> SET PROBLEM: Repeat the material below exactly, line for line.

====== DATASET EXCERPTS

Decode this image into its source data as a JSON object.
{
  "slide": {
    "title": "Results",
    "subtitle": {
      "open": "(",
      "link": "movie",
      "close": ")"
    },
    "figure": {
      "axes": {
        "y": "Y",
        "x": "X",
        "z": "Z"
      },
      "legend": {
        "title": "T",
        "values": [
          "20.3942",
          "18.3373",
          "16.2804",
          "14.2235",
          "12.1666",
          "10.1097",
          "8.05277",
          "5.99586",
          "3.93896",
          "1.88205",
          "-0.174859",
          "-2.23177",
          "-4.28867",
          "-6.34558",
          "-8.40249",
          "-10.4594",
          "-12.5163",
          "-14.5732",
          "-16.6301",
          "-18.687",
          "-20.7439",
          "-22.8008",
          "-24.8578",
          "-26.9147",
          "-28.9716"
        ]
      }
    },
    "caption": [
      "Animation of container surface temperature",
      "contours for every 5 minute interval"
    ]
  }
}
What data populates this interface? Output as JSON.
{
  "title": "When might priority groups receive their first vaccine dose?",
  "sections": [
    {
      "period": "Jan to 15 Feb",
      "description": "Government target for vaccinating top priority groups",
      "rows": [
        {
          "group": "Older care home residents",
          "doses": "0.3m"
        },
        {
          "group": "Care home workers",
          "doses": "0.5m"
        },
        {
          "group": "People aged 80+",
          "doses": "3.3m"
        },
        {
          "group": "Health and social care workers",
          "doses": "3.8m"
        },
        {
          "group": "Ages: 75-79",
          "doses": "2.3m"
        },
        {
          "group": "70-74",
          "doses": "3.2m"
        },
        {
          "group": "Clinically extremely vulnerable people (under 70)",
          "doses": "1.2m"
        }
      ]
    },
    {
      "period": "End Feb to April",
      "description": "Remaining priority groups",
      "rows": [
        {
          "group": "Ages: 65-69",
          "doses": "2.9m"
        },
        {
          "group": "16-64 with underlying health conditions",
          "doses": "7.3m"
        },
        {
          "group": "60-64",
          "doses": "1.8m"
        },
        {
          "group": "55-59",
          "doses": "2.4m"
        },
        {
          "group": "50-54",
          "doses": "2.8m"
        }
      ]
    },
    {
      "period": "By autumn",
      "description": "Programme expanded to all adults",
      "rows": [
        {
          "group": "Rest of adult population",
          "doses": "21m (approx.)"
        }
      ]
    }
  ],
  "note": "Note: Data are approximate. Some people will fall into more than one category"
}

============

> COMPLETE ANSWER:
Decode this image into its source data as a JSON object.
{
  "slide": {
    "title": "Results",
    "subtitle": {
      "open": "(",
      "link": "movie",
      "close": ")"
    },
    "figure": {
      "axes": {
        "y": "Y",
        "x": "X",
        "z": "Z"
      },
      "legend": {
        "title": "T",
        "values": [
          "20.3942",
          "18.3373",
          "16.2804",
          "14.2235",
          "12.1666",
          "10.1097",
          "8.05277",
          "5.99586",
          "3.93896",
          "1.88205",
          "-0.174859",
          "-2.23177",
          "-4.28867",
          "-6.34558",
          "-8.40249",
          "-10.4594",
          "-12.5163",
          "-14.5732",
          "-16.6301",
          "-18.687",
          "-20.7439",
          "-22.8008",
          "-24.8578",
          "-26.9147",
          "-28.9716"
        ]
      }
    },
    "caption": [
      "Animation of container surface temperature",
      "contours for every 5 minute interval"
    ]
  }
}
What data populates this interface? Output as JSON.
{
  "title": "When might priority groups receive their first vaccine dose?",
  "sections": [
    {
      "period": "Jan to 15 Feb",
      "description": "Government target for vaccinating top priority groups",
      "rows": [
        {
          "group": "Older care home residents",
          "doses": "0.3m"
        },
        {
          "group": "Care home workers",
          "doses": "0.5m"
        },
        {
          "group": "People aged 80+",
          "doses": "3.3m"
        },
        {
          "group": "Health and social care workers",
          "doses": "3.8m"
        },
        {
          "group": "Ages: 75-79",
          "doses": "2.3m"
        },
        {
          "group": "70-74",
          "doses": "3.2m"
        },
        {
          "group": "Clinically extremely vulnerable people (under 70)",
          "doses": "1.2m"
        }
      ]
    },
    {
      "period": "End Feb to April",
      "description": "Remaining priority groups",
      "rows": [
        {
          "group": "Ages: 65-69",
          "doses": "2.9m"
        },
        {
          "group": "16-64 with underlying health conditions",
          "doses": "7.3m"
        },
        {
          "group": "60-64",
          "doses": "1.8m"
        },
        {
          "group": "55-59",
          "doses": "2.4m"
        },
        {
          "group": "50-54",
          "doses": "2.8m"
        }
      ]
    },
    {
      "period": "By autumn",
      "description": "Programme expanded to all adults",
      "rows": [
        {
          "group": "Rest of adult population",
          "doses": "21m (approx.)"
        }
      ]
    }
  ],
  "note": "Note: Data are approximate. Some people will fall into more than one category"
}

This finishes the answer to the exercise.